Your goal:
Report all lines holding "that".

* START Material provided *

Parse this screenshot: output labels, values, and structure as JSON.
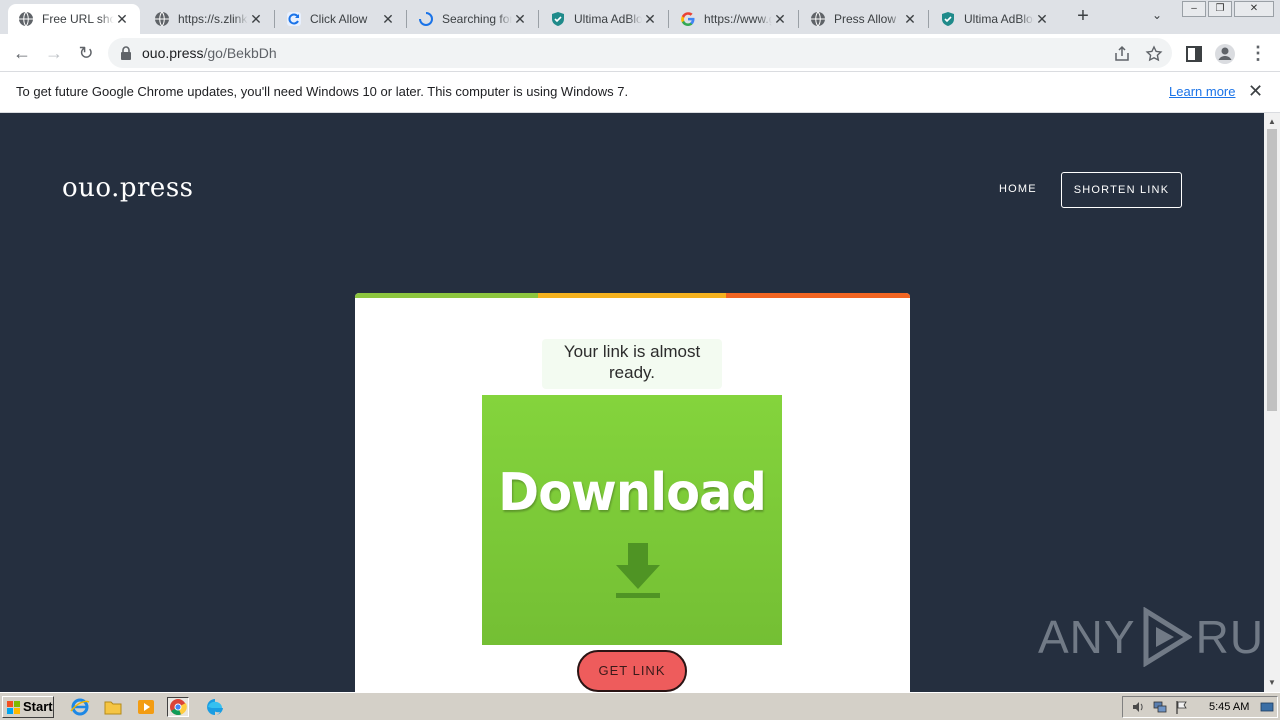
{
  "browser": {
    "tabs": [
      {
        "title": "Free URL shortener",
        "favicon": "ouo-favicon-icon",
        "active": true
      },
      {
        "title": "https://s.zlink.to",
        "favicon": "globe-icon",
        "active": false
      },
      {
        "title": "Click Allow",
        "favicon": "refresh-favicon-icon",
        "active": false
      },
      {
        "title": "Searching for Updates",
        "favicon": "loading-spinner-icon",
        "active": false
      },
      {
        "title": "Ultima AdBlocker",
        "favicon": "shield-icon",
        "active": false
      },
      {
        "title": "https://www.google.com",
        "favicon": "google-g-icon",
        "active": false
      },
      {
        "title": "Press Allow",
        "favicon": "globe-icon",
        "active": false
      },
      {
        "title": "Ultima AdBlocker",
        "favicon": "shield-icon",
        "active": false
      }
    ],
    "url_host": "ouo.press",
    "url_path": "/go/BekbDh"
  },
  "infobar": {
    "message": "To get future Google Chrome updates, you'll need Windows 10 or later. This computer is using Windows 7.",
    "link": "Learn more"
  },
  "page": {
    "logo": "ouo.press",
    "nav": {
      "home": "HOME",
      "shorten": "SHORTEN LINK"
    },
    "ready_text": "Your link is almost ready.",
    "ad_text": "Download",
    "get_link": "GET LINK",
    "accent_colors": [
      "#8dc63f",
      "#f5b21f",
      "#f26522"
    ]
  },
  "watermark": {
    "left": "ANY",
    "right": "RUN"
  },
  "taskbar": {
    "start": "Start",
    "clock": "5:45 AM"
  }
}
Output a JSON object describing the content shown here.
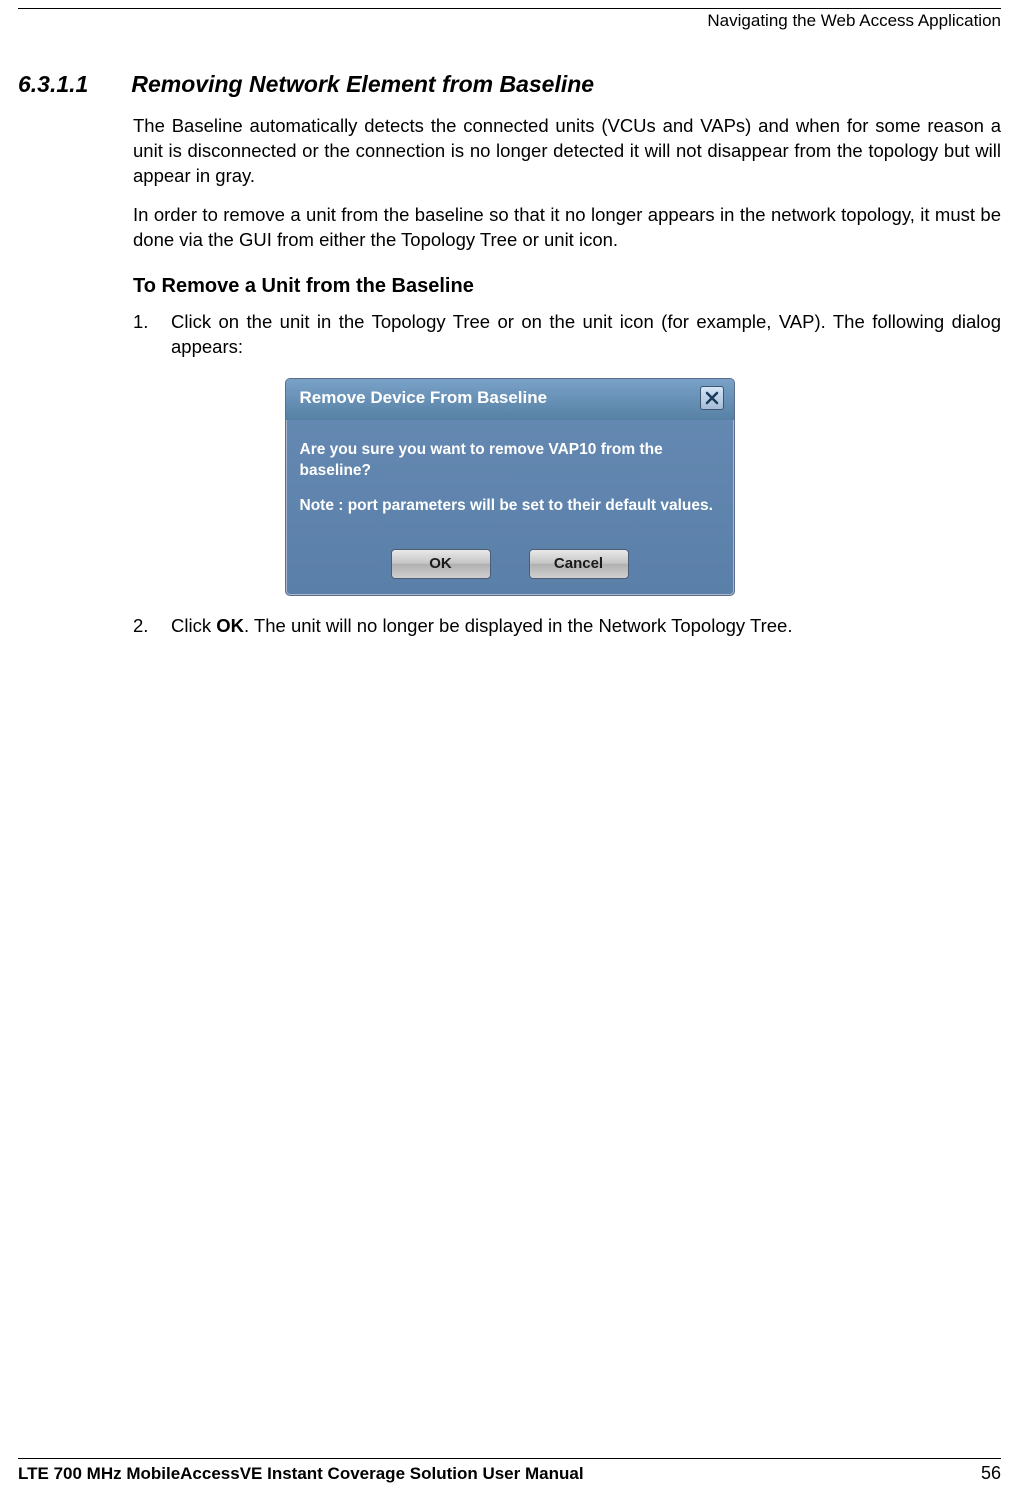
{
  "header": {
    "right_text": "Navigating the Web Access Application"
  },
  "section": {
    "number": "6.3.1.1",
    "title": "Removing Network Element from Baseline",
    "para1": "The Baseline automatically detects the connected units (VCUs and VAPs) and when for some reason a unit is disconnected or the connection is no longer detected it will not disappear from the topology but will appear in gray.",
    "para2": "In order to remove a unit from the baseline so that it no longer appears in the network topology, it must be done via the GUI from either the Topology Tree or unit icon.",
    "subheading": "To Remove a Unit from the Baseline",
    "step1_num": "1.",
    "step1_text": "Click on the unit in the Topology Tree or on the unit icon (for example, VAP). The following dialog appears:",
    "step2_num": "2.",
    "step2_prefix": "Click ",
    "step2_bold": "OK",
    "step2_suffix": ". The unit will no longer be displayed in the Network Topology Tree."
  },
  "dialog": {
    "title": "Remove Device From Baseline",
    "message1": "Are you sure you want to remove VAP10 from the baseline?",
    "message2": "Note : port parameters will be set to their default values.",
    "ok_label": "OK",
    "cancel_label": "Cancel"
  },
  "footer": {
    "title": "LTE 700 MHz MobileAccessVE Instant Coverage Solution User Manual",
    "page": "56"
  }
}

* END Material provided *
* START Material provided *

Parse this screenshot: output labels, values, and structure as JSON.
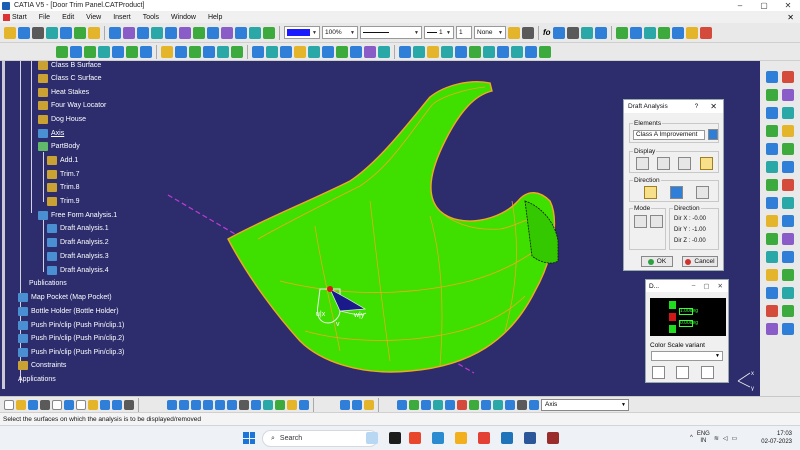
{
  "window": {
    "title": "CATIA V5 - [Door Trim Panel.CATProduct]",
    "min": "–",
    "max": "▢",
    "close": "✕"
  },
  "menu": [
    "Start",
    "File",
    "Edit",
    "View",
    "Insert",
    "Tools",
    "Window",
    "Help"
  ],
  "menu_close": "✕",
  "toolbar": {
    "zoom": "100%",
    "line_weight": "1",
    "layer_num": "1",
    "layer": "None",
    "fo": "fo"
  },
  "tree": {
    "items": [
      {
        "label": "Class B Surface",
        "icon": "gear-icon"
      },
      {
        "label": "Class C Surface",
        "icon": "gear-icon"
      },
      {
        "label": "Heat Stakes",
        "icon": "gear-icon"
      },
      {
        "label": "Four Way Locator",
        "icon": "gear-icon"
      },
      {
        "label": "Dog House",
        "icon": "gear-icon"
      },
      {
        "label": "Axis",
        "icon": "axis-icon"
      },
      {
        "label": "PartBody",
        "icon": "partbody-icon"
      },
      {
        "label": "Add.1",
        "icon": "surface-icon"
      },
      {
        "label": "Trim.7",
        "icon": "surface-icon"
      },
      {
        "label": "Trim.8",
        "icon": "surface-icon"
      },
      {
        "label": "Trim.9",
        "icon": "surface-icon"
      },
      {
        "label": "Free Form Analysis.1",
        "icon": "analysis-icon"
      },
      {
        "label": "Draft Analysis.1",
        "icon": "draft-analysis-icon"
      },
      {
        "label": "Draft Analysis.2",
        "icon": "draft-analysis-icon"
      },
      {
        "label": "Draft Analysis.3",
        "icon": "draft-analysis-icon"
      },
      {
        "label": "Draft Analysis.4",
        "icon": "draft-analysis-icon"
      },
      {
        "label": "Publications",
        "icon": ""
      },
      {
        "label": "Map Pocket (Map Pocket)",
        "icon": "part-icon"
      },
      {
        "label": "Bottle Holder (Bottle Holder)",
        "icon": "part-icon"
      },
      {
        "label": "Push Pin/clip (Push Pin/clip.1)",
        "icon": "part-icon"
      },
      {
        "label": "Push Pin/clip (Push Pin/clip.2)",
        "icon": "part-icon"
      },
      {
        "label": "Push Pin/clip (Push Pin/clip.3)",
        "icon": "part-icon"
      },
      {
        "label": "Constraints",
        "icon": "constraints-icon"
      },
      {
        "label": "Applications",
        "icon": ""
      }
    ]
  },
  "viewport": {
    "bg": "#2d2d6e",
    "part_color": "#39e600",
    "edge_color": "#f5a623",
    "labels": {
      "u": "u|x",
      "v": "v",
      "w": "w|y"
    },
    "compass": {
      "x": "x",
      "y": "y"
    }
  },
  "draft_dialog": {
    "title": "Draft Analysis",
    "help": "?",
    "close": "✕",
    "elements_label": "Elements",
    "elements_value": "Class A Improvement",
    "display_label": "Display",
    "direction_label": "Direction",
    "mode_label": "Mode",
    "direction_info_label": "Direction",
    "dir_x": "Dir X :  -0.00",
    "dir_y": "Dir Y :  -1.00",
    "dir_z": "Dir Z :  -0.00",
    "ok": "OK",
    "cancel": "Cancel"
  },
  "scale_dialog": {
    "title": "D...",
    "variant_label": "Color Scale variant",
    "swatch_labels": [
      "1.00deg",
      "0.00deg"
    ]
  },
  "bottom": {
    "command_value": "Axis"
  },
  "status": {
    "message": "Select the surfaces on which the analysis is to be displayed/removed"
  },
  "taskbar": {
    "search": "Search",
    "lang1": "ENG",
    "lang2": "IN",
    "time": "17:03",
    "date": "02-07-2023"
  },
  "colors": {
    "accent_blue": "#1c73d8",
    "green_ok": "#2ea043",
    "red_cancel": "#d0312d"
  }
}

* END Material provided *
* START Material provided *

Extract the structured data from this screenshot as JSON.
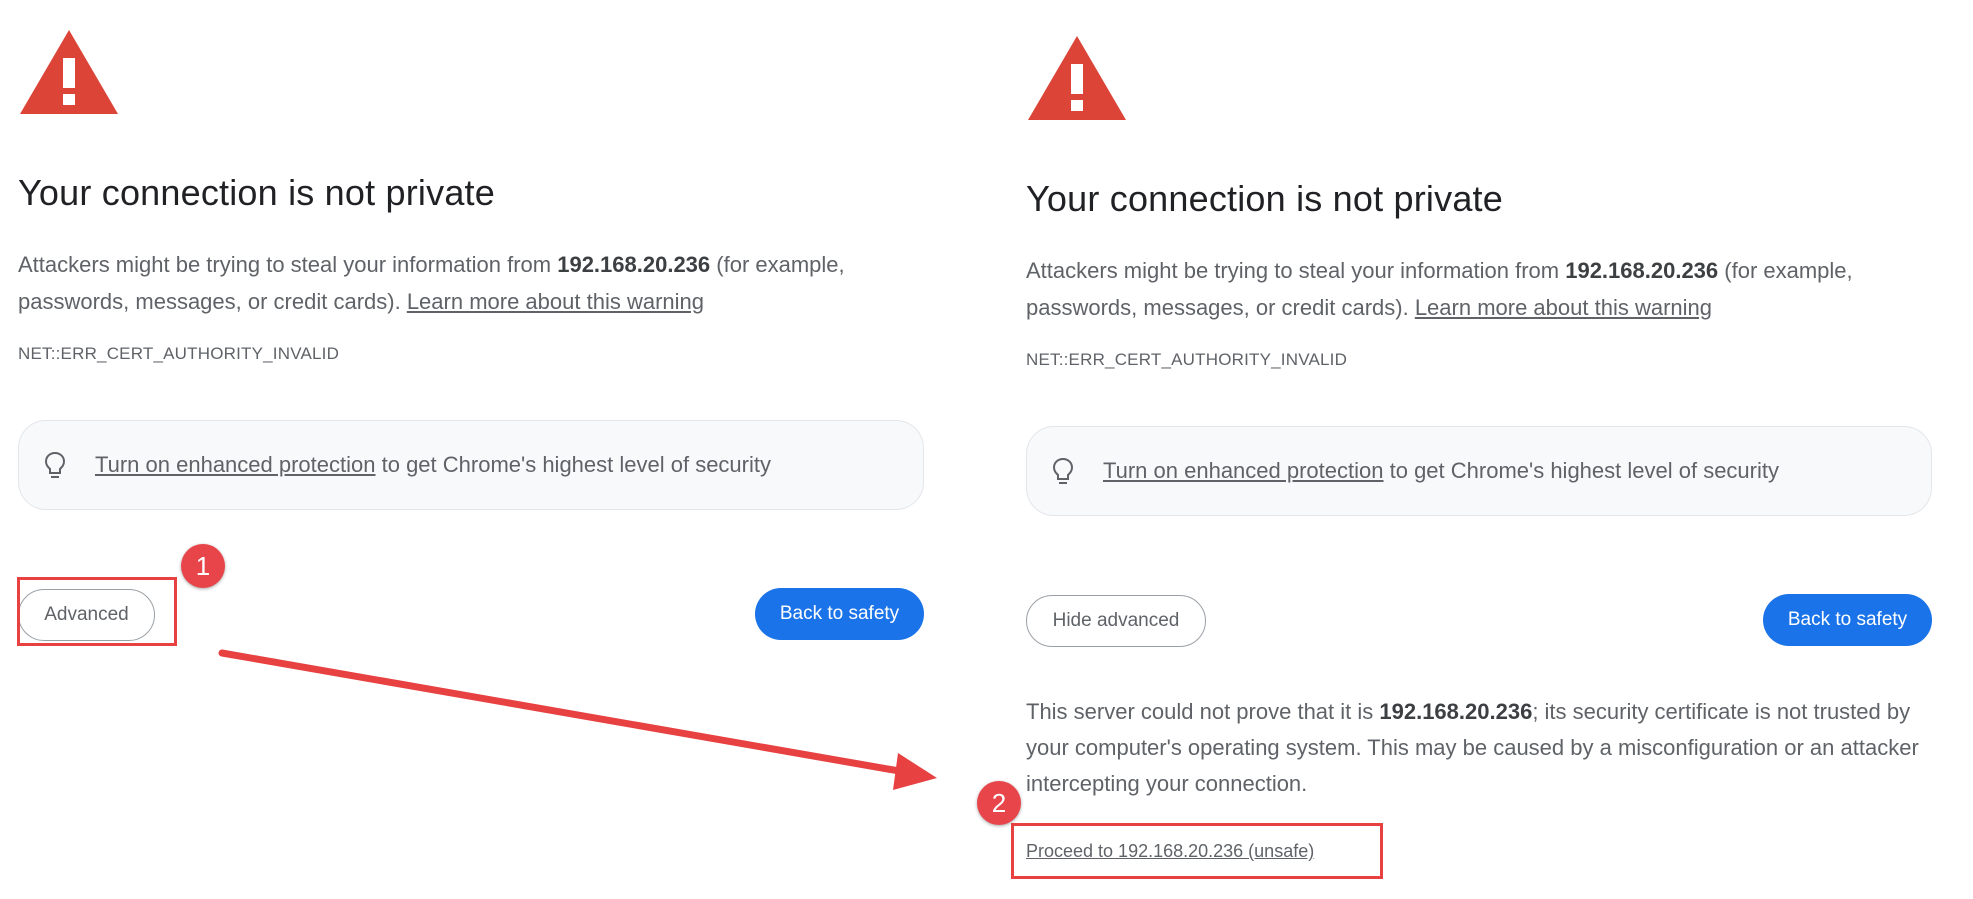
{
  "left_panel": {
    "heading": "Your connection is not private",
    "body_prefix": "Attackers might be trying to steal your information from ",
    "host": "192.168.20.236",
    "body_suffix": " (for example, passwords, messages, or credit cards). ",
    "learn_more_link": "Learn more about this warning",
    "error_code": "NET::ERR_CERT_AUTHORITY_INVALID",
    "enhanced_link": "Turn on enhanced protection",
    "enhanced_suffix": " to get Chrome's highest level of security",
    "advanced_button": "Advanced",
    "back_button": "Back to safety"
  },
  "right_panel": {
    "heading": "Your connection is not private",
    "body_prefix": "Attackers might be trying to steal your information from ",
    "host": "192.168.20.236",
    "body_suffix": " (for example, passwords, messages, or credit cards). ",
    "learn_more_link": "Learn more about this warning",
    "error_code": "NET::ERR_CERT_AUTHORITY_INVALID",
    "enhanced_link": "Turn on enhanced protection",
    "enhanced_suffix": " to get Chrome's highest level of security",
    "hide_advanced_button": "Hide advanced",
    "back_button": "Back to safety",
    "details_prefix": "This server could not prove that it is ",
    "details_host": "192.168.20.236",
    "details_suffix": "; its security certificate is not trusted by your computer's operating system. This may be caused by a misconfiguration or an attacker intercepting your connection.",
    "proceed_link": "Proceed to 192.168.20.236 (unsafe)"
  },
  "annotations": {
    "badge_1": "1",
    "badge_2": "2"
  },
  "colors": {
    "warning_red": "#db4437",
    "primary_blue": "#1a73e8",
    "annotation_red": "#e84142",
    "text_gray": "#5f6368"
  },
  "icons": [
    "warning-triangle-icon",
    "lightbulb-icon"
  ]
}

* END Material provided *

Task response:
    "para2": "In order to remove a unit from the baseline so that it no longer appears in the network topology, it must be done via the GUI from either the Topology Tree or unit icon.",
    "details_prefix": "This server could not prove that it is ",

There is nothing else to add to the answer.